* **Given records**
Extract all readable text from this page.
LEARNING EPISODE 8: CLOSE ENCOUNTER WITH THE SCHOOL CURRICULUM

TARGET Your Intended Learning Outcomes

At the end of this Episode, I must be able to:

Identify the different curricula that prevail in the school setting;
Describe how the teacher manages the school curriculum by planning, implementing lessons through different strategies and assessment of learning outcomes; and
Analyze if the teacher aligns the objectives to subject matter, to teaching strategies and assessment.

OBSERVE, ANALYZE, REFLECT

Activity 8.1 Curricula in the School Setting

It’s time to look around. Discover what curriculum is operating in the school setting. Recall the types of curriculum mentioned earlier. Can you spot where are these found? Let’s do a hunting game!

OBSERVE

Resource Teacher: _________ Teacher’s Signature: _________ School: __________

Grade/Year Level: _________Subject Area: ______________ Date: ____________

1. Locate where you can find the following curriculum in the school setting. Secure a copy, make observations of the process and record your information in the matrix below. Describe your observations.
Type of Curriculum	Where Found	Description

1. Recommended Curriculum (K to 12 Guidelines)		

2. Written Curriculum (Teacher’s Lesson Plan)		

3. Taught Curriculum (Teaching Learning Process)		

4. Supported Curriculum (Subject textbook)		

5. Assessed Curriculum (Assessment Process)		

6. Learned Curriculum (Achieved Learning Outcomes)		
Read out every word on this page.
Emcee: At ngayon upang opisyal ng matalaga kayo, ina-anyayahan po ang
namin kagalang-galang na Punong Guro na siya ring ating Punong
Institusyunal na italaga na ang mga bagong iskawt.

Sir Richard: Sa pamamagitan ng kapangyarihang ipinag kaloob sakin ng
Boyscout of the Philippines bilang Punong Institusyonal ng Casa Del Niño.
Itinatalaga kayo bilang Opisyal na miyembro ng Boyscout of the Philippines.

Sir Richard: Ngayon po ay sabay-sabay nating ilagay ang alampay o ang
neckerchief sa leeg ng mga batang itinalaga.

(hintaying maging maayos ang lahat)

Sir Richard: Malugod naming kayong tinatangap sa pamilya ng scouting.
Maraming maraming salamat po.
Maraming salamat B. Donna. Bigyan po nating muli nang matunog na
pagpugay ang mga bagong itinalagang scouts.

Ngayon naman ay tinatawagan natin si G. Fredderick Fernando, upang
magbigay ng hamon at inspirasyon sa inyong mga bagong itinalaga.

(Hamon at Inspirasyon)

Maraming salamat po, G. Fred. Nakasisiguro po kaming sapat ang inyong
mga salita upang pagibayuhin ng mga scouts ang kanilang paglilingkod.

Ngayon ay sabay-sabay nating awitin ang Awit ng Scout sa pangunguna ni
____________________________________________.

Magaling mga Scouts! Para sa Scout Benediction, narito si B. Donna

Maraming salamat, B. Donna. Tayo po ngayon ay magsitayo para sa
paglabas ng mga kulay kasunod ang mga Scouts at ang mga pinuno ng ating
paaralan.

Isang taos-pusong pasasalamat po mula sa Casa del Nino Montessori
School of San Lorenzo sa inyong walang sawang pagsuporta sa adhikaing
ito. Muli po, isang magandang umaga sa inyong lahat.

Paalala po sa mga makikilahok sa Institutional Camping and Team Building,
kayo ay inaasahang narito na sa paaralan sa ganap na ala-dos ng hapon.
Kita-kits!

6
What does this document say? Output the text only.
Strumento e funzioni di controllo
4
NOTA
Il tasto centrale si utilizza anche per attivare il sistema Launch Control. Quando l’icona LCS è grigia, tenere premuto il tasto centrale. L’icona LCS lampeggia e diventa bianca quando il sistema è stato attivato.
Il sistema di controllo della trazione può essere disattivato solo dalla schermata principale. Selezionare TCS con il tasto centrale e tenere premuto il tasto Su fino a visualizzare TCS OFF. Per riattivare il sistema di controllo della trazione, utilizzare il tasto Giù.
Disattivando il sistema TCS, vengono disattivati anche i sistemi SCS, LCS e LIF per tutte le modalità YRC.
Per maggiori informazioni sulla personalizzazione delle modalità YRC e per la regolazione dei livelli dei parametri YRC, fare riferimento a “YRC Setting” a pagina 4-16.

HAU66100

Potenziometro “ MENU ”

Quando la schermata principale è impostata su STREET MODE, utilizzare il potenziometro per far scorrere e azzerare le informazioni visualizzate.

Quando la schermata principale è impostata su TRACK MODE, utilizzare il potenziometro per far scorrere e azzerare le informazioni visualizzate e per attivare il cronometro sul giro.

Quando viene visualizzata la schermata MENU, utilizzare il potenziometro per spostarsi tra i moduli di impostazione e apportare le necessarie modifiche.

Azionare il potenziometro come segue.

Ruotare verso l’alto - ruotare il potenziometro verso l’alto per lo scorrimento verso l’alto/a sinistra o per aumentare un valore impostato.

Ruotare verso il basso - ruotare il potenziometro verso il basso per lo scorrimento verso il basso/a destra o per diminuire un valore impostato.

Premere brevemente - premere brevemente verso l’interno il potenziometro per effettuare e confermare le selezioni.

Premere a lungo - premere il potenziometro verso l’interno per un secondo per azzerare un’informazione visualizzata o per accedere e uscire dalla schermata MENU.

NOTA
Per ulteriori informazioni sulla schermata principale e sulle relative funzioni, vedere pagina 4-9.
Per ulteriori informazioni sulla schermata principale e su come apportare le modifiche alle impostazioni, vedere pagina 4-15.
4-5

* **Your goal**
Output all of the data above without any alteration.

* **Task answer**
Extract all readable text from this page.
LEARNING EPISODE 8: CLOSE ENCOUNTER WITH THE SCHOOL CURRICULUM

TARGET Your Intended Learning Outcomes

At the end of this Episode, I must be able to:

Identify the different curricula that prevail in the school setting;
Describe how the teacher manages the school curriculum by planning, implementing lessons through different strategies and assessment of learning outcomes; and
Analyze if the teacher aligns the objectives to subject matter, to teaching strategies and assessment.

OBSERVE, ANALYZE, REFLECT

Activity 8.1 Curricula in the School Setting

It’s time to look around. Discover what curriculum is operating in the school setting. Recall the types of curriculum mentioned earlier. Can you spot where are these found? Let’s do a hunting game!

OBSERVE

Resource Teacher: _________ Teacher’s Signature: _________ School: __________

Grade/Year Level: _________Subject Area: ______________ Date: ____________

1. Locate where you can find the following curriculum in the school setting. Secure a copy, make observations of the process and record your information in the matrix below. Describe your observations.
Type of Curriculum	Where Found	Description

1. Recommended Curriculum (K to 12 Guidelines)		

2. Written Curriculum (Teacher’s Lesson Plan)		

3. Taught Curriculum (Teaching Learning Process)		

4. Supported Curriculum (Subject textbook)		

5. Assessed Curriculum (Assessment Process)		

6. Learned Curriculum (Achieved Learning Outcomes)		
Read out every word on this page.
Emcee: At ngayon upang opisyal ng matalaga kayo, ina-anyayahan po ang
namin kagalang-galang na Punong Guro na siya ring ating Punong
Institusyunal na italaga na ang mga bagong iskawt.

Sir Richard: Sa pamamagitan ng kapangyarihang ipinag kaloob sakin ng
Boyscout of the Philippines bilang Punong Institusyonal ng Casa Del Niño.
Itinatalaga kayo bilang Opisyal na miyembro ng Boyscout of the Philippines.

Sir Richard: Ngayon po ay sabay-sabay nating ilagay ang alampay o ang
neckerchief sa leeg ng mga batang itinalaga.

(hintaying maging maayos ang lahat)

Sir Richard: Malugod naming kayong tinatangap sa pamilya ng scouting.
Maraming maraming salamat po.
Maraming salamat B. Donna. Bigyan po nating muli nang matunog na
pagpugay ang mga bagong itinalagang scouts.

Ngayon naman ay tinatawagan natin si G. Fredderick Fernando, upang
magbigay ng hamon at inspirasyon sa inyong mga bagong itinalaga.

(Hamon at Inspirasyon)

Maraming salamat po, G. Fred. Nakasisiguro po kaming sapat ang inyong
mga salita upang pagibayuhin ng mga scouts ang kanilang paglilingkod.

Ngayon ay sabay-sabay nating awitin ang Awit ng Scout sa pangunguna ni
____________________________________________.

Magaling mga Scouts! Para sa Scout Benediction, narito si B. Donna

Maraming salamat, B. Donna. Tayo po ngayon ay magsitayo para sa
paglabas ng mga kulay kasunod ang mga Scouts at ang mga pinuno ng ating
paaralan.

Isang taos-pusong pasasalamat po mula sa Casa del Nino Montessori
School of San Lorenzo sa inyong walang sawang pagsuporta sa adhikaing
ito. Muli po, isang magandang umaga sa inyong lahat.

Paalala po sa mga makikilahok sa Institutional Camping and Team Building,
kayo ay inaasahang narito na sa paaralan sa ganap na ala-dos ng hapon.
Kita-kits!

6
What does this document say? Output the text only.
Strumento e funzioni di controllo
4
NOTA
Il tasto centrale si utilizza anche per attivare il sistema Launch Control. Quando l’icona LCS è grigia, tenere premuto il tasto centrale. L’icona LCS lampeggia e diventa bianca quando il sistema è stato attivato.
Il sistema di controllo della trazione può essere disattivato solo dalla schermata principale. Selezionare TCS con il tasto centrale e tenere premuto il tasto Su fino a visualizzare TCS OFF. Per riattivare il sistema di controllo della trazione, utilizzare il tasto Giù.
Disattivando il sistema TCS, vengono disattivati anche i sistemi SCS, LCS e LIF per tutte le modalità YRC.
Per maggiori informazioni sulla personalizzazione delle modalità YRC e per la regolazione dei livelli dei parametri YRC, fare riferimento a “YRC Setting” a pagina 4-16.

HAU66100

Potenziometro “ MENU ”

Quando la schermata principale è impostata su STREET MODE, utilizzare il potenziometro per far scorrere e azzerare le informazioni visualizzate.

Quando la schermata principale è impostata su TRACK MODE, utilizzare il potenziometro per far scorrere e azzerare le informazioni visualizzate e per attivare il cronometro sul giro.

Quando viene visualizzata la schermata MENU, utilizzare il potenziometro per spostarsi tra i moduli di impostazione e apportare le necessarie modifiche.

Azionare il potenziometro come segue.

Ruotare verso l’alto - ruotare il potenziometro verso l’alto per lo scorrimento verso l’alto/a sinistra o per aumentare un valore impostato.

Ruotare verso il basso - ruotare il potenziometro verso il basso per lo scorrimento verso il basso/a destra o per diminuire un valore impostato.

Premere brevemente - premere brevemente verso l’interno il potenziometro per effettuare e confermare le selezioni.

Premere a lungo - premere il potenziometro verso l’interno per un secondo per azzerare un’informazione visualizzata o per accedere e uscire dalla schermata MENU.

NOTA
Per ulteriori informazioni sulla schermata principale e sulle relative funzioni, vedere pagina 4-9.
Per ulteriori informazioni sulla schermata principale e su come apportare le modifiche alle impostazioni, vedere pagina 4-15.
4-5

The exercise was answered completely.